**Dataset rows:**
* * * *
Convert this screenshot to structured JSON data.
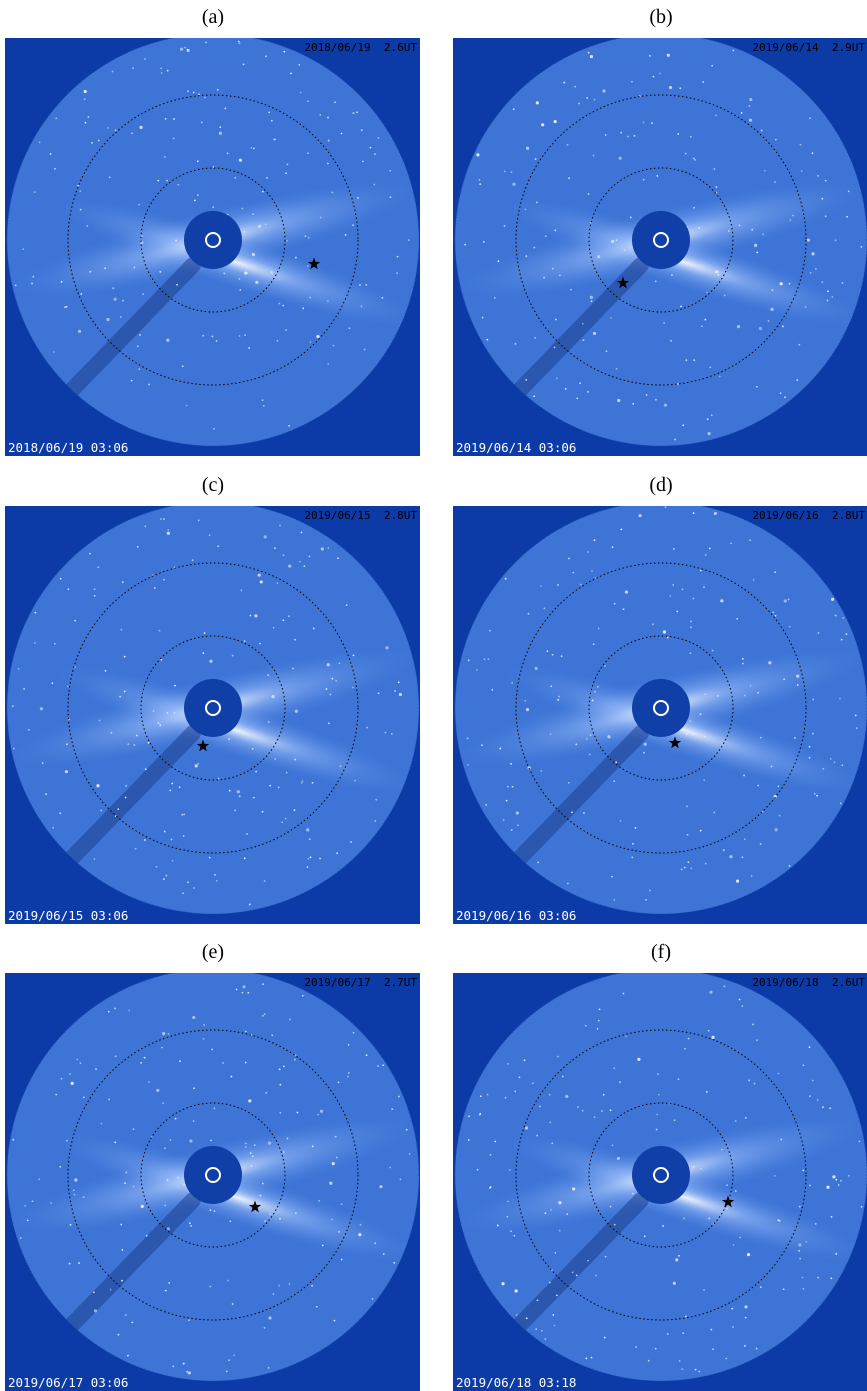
{
  "panels": [
    {
      "label": "(a)",
      "top_right": "2018/06/19  2.6UT",
      "timestamp": "2018/06/19 03:06"
    },
    {
      "label": "(b)",
      "top_right": "2019/06/14  2.9UT",
      "timestamp": "2019/06/14 03:06"
    },
    {
      "label": "(c)",
      "top_right": "2019/06/15  2.8UT",
      "timestamp": "2019/06/15 03:06"
    },
    {
      "label": "(d)",
      "top_right": "2019/06/16  2.8UT",
      "timestamp": "2019/06/16 03:06"
    },
    {
      "label": "(e)",
      "top_right": "2019/06/17  2.7UT",
      "timestamp": "2019/06/17 03:06"
    },
    {
      "label": "(f)",
      "top_right": "2019/06/18  2.6UT",
      "timestamp": "2019/06/18 03:18"
    }
  ]
}
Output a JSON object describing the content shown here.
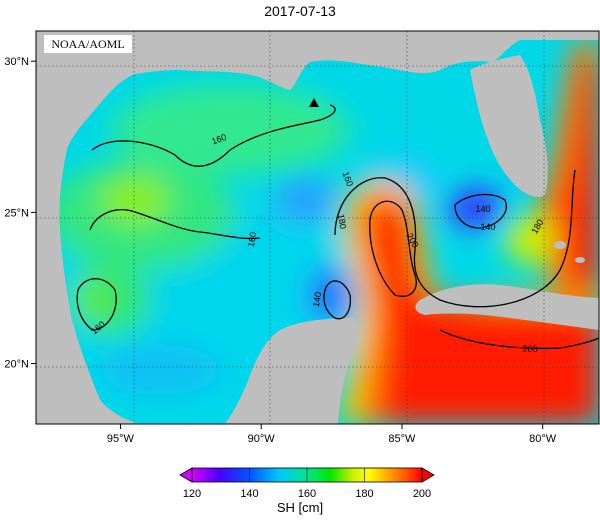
{
  "title": "2017-07-13",
  "watermark": "NOAA/AOML",
  "map": {
    "lat_labels": [
      "30°N",
      "25°N",
      "20°N"
    ],
    "lon_labels": [
      "95°W",
      "90°W",
      "85°W",
      "80°W"
    ],
    "lat_values": [
      30,
      25,
      20
    ],
    "lon_values": [
      -95,
      -90,
      -85,
      -80
    ],
    "lon_range": [
      -98,
      -78
    ],
    "lat_range": [
      18,
      31
    ],
    "land_color": "#bebebe",
    "marker": "triangle-marker"
  },
  "contour_labels": [
    "160",
    "160",
    "160",
    "160",
    "180",
    "140",
    "200",
    "140",
    "180",
    "140",
    "200"
  ],
  "colorbar": {
    "ticks": [
      "120",
      "140",
      "160",
      "180",
      "200"
    ],
    "unit": "SH [cm]",
    "range": [
      120,
      200
    ],
    "colors": [
      "#d400ff",
      "#4b00ff",
      "#0055ff",
      "#00c8ff",
      "#00ffaa",
      "#00e600",
      "#b8f000",
      "#ffff00",
      "#ffaa00",
      "#ff5500",
      "#ff0000"
    ]
  }
}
* * * *
The lines to be extracted begin at the line containing "Output a JSON" and continue through the final line of the material above, both ends included. Reproduce them exactly, without the pictures.

Output a JSON object describing the content shown here.
{
  "title": "2017-07-13",
  "watermark": "NOAA/AOML",
  "map": {
    "lat_labels": [
      "30°N",
      "25°N",
      "20°N"
    ],
    "lon_labels": [
      "95°W",
      "90°W",
      "85°W",
      "80°W"
    ],
    "lat_values": [
      30,
      25,
      20
    ],
    "lon_values": [
      -95,
      -90,
      -85,
      -80
    ],
    "lon_range": [
      -98,
      -78
    ],
    "lat_range": [
      18,
      31
    ],
    "land_color": "#bebebe",
    "marker": "triangle-marker"
  },
  "contour_labels": [
    "160",
    "160",
    "160",
    "160",
    "180",
    "140",
    "200",
    "140",
    "180",
    "140",
    "200"
  ],
  "colorbar": {
    "ticks": [
      "120",
      "140",
      "160",
      "180",
      "200"
    ],
    "unit": "SH [cm]",
    "range": [
      120,
      200
    ],
    "colors": [
      "#d400ff",
      "#4b00ff",
      "#0055ff",
      "#00c8ff",
      "#00ffaa",
      "#00e600",
      "#b8f000",
      "#ffff00",
      "#ffaa00",
      "#ff5500",
      "#ff0000"
    ]
  }
}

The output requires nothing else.